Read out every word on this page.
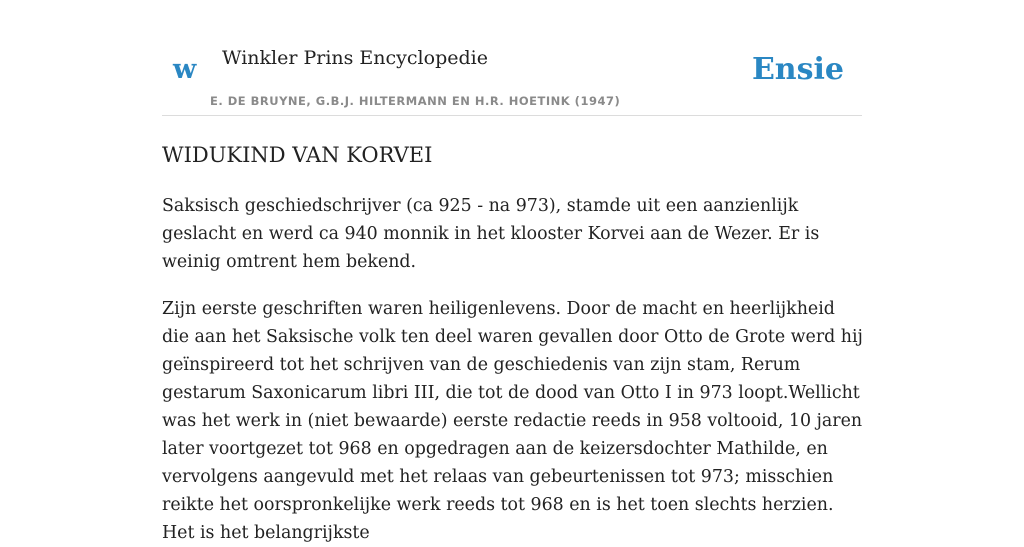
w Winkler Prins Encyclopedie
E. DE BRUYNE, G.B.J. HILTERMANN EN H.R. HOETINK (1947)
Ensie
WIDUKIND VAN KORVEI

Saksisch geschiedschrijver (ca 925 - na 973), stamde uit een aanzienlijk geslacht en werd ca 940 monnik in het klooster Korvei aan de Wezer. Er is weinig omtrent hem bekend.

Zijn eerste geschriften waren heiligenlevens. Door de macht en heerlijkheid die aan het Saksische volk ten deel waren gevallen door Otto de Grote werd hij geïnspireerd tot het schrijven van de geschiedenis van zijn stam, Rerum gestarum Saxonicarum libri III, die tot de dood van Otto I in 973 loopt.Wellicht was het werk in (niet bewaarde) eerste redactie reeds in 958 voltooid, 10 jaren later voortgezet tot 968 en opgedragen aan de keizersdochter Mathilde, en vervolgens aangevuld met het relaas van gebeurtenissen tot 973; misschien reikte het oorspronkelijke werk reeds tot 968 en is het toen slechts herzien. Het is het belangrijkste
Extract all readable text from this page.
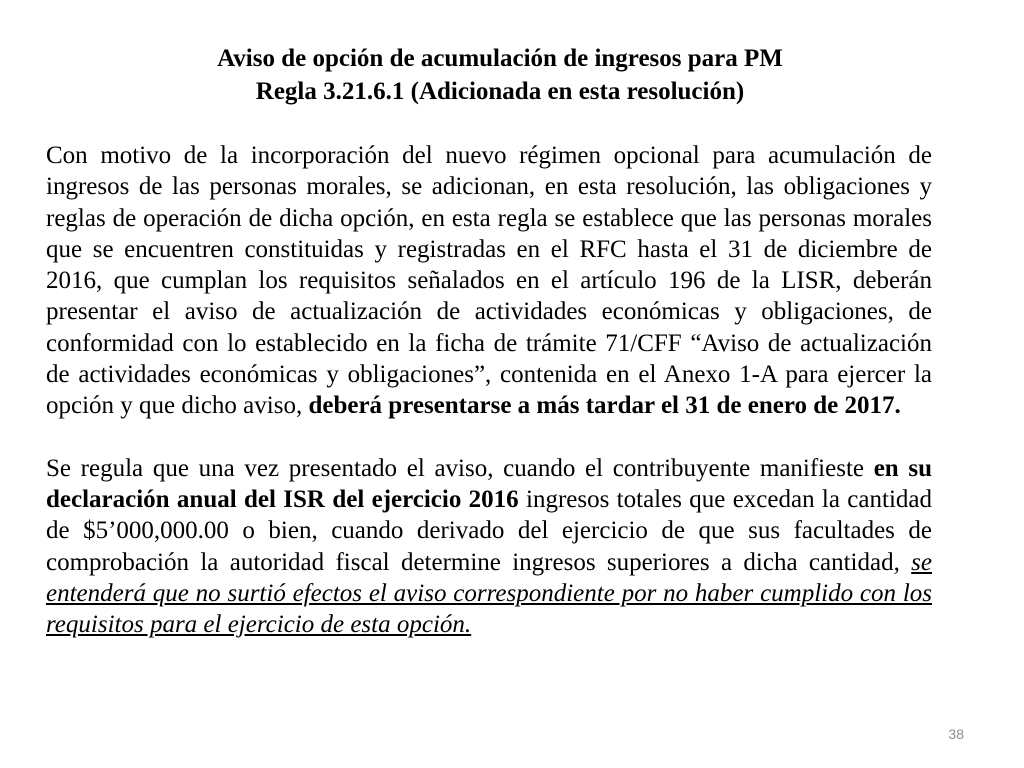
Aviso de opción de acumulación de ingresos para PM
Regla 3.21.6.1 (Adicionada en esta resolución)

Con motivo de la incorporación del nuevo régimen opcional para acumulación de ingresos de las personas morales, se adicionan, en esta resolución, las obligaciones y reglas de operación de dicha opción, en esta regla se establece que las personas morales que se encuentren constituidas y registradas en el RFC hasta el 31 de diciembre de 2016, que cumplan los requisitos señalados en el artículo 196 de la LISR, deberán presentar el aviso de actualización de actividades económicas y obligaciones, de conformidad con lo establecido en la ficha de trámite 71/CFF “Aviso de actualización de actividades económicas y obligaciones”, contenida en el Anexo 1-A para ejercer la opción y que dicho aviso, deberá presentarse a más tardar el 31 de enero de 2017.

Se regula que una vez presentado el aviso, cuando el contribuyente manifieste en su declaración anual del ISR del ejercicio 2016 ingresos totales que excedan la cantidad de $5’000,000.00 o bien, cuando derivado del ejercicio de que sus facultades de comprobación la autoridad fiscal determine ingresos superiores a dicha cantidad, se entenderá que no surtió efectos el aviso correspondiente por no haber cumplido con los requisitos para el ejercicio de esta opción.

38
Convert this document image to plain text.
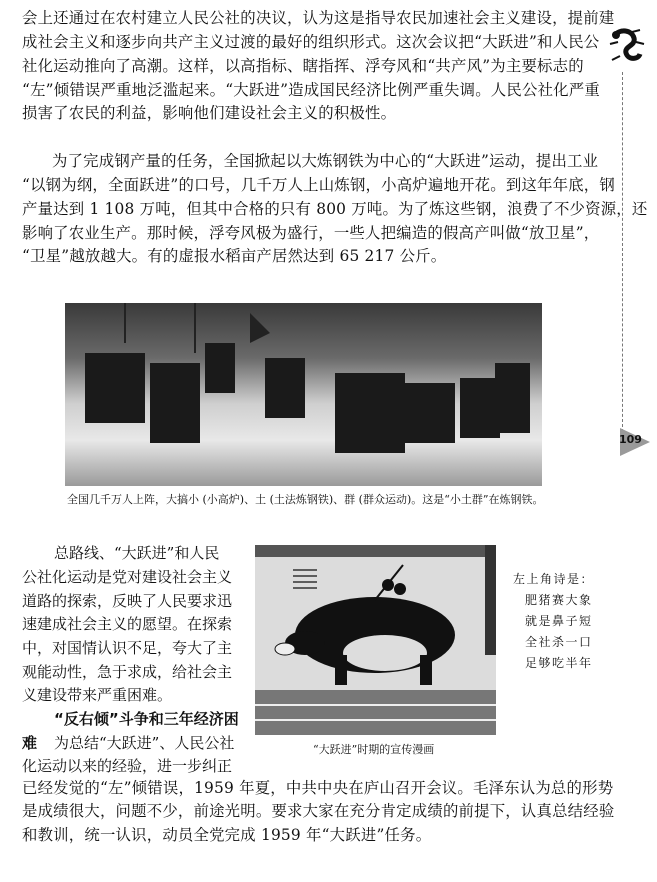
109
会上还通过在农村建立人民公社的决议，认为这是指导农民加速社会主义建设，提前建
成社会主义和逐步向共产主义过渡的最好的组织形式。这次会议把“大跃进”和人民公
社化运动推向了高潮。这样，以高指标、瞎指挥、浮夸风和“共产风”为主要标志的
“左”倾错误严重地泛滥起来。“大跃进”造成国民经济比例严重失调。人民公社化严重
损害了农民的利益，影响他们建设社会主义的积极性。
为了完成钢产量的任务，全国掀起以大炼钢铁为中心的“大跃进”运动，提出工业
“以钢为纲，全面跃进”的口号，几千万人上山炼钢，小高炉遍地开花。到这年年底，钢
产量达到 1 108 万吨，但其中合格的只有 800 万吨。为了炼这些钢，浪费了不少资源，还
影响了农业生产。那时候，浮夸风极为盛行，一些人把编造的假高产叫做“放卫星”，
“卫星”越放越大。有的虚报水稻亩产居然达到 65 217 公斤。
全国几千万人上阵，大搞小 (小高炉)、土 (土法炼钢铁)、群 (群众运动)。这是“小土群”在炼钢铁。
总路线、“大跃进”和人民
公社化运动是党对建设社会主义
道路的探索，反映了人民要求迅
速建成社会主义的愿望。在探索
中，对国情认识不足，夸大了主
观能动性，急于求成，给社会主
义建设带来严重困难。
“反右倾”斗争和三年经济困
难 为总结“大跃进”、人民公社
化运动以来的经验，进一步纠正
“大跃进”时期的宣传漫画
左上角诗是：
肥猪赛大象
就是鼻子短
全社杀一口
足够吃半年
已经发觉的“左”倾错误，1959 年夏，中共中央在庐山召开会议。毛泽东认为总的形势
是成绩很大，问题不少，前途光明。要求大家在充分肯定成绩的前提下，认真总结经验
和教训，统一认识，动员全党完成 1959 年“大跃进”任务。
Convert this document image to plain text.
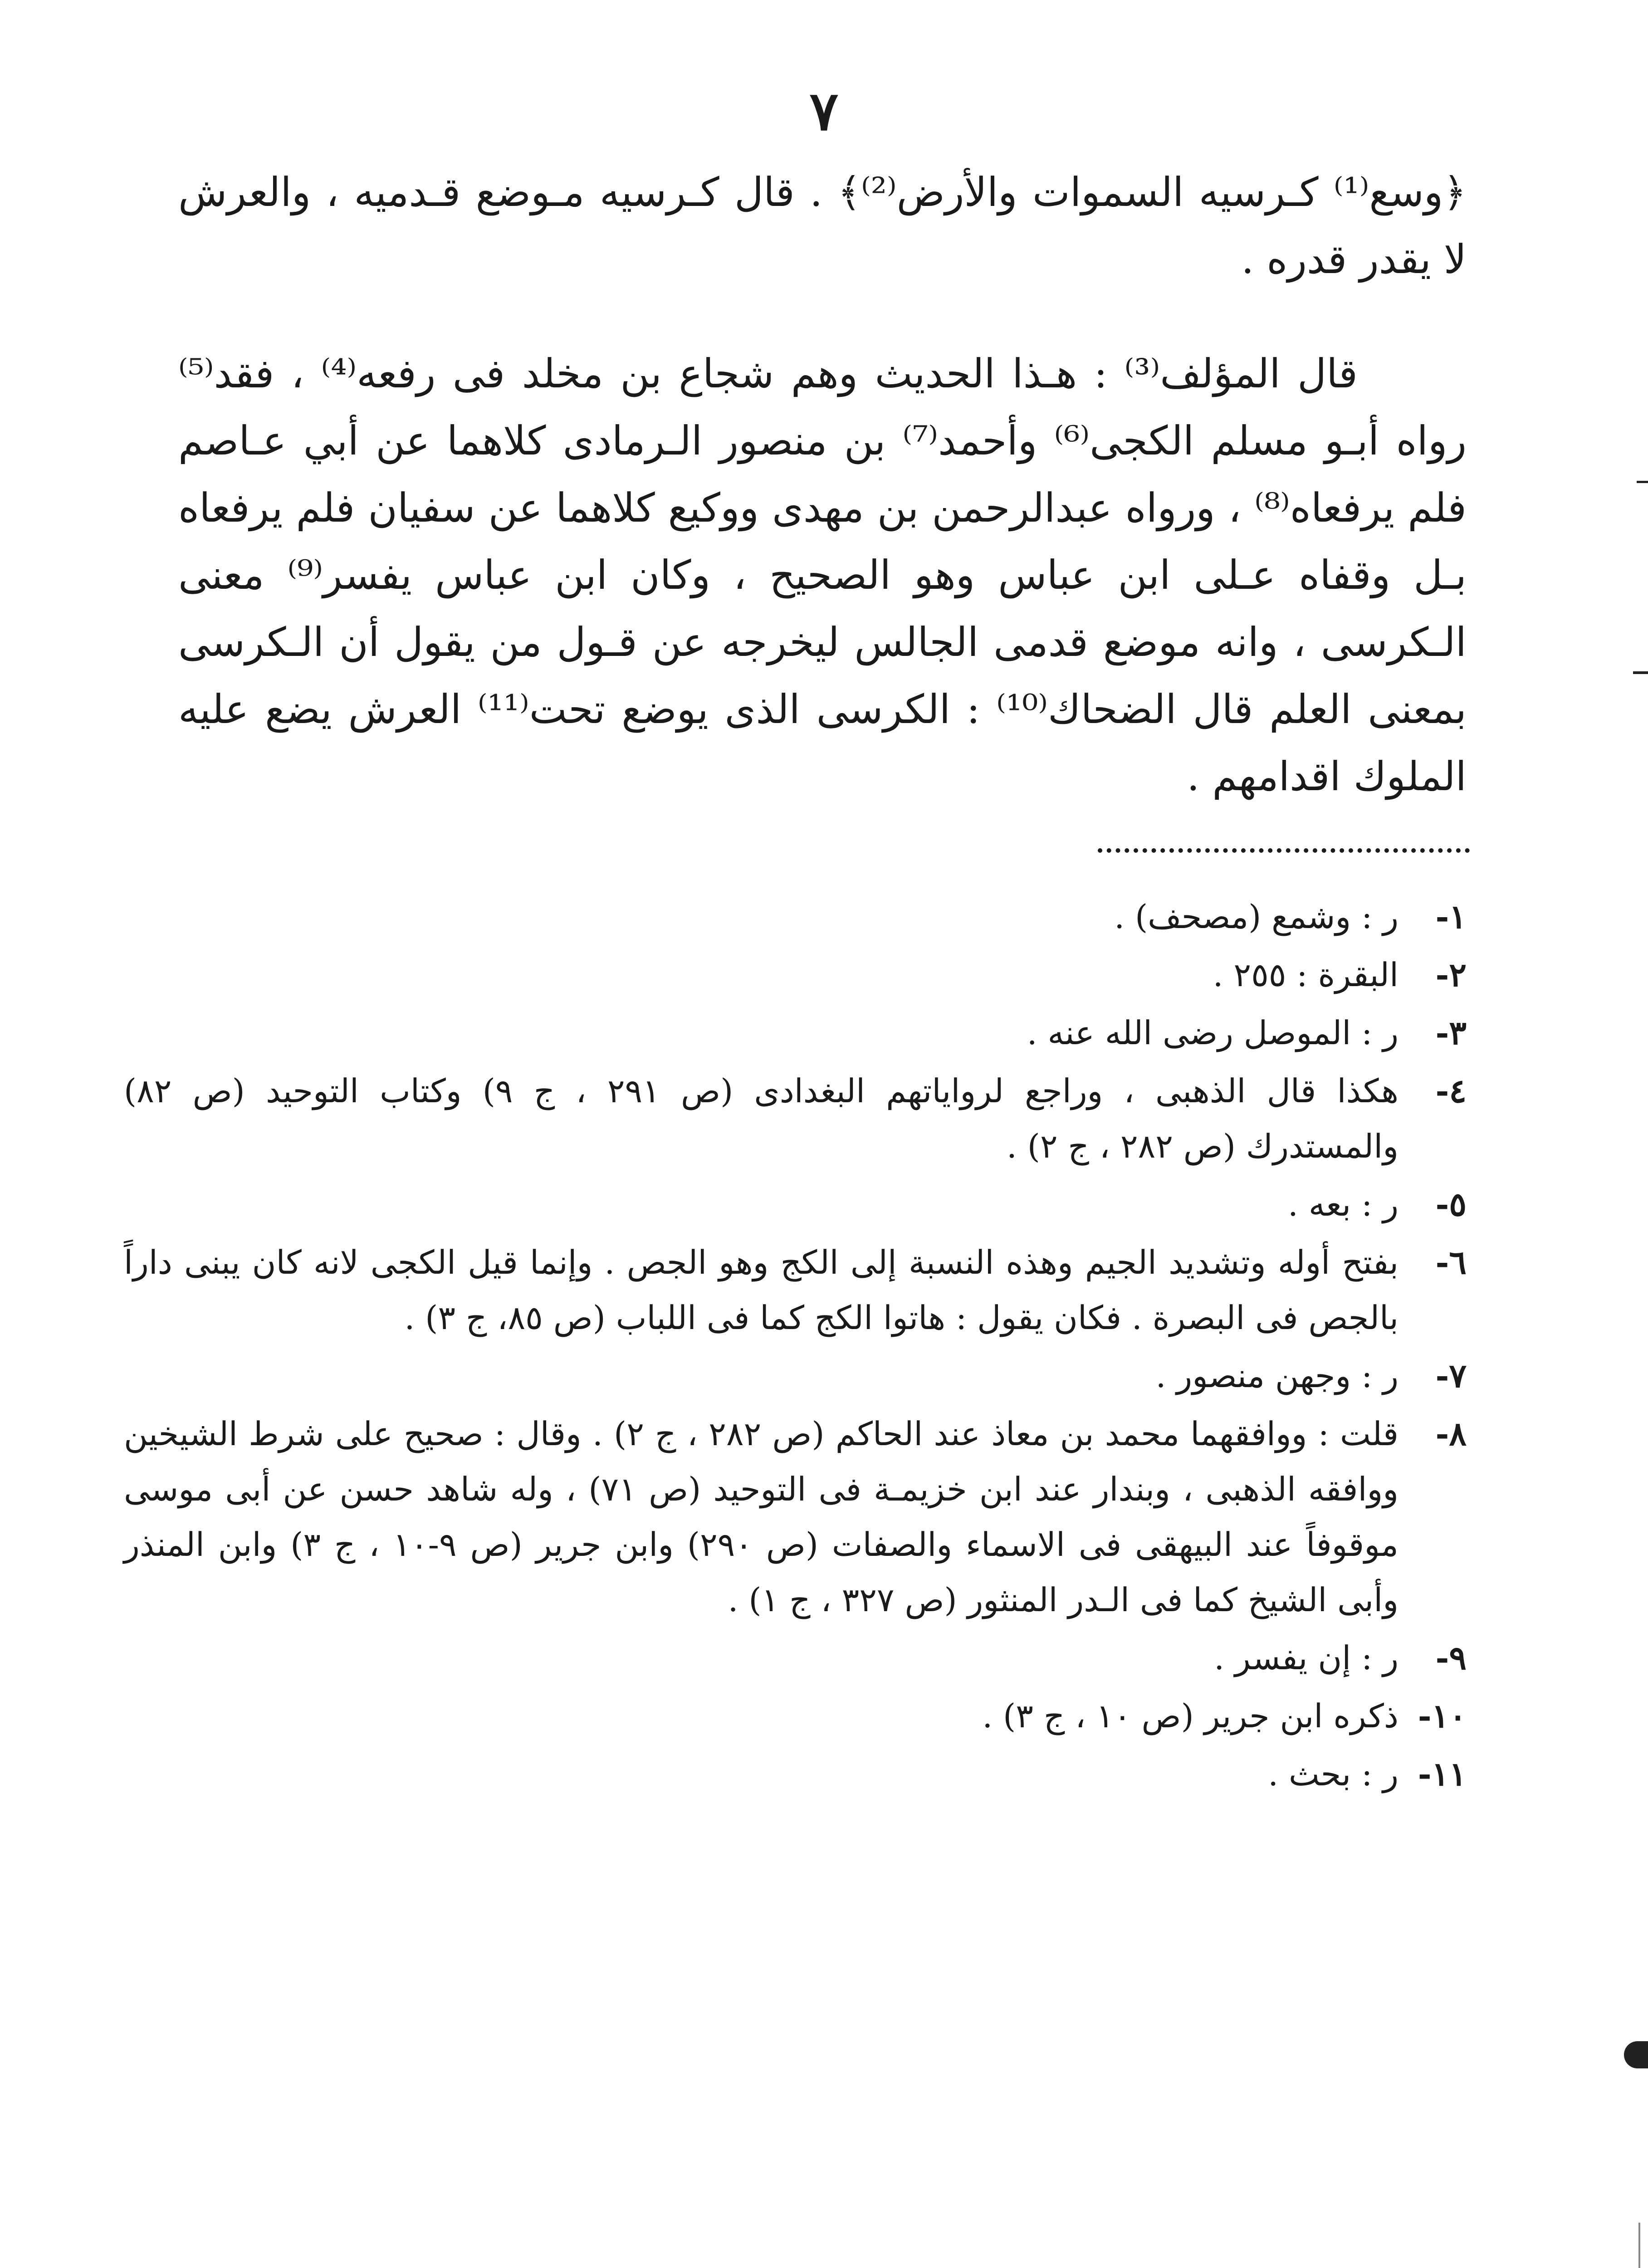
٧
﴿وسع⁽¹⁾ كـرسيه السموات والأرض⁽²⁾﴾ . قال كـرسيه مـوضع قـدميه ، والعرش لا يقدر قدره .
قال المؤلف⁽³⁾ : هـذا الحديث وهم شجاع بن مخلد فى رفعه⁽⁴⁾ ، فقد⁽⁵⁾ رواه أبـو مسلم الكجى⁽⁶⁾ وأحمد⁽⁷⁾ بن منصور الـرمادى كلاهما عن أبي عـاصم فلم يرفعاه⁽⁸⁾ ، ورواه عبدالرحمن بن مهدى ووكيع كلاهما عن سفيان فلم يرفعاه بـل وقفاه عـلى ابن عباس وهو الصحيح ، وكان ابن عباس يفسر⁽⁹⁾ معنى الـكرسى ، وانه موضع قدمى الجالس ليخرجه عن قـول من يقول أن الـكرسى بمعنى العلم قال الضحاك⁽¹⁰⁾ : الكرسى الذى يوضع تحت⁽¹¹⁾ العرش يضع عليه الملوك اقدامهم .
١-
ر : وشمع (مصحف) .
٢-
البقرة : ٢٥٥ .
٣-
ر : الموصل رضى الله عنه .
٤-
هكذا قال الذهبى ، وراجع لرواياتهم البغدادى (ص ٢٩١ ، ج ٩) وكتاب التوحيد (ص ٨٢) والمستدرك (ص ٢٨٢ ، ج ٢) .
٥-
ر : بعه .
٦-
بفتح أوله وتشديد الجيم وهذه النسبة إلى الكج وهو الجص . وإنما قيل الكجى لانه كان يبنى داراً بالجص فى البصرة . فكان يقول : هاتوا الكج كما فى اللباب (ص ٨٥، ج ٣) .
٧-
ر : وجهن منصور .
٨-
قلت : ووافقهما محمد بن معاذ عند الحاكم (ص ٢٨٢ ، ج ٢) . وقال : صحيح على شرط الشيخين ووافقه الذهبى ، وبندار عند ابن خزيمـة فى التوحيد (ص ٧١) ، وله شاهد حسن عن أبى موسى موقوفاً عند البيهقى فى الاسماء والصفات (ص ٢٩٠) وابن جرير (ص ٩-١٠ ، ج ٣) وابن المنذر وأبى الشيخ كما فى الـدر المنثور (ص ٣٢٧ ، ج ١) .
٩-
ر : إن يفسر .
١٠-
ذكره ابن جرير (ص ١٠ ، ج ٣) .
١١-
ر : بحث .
________
■ Direction ■
Provide only the count of lines in the data above that include the string "جرير".

■ Reply ■
2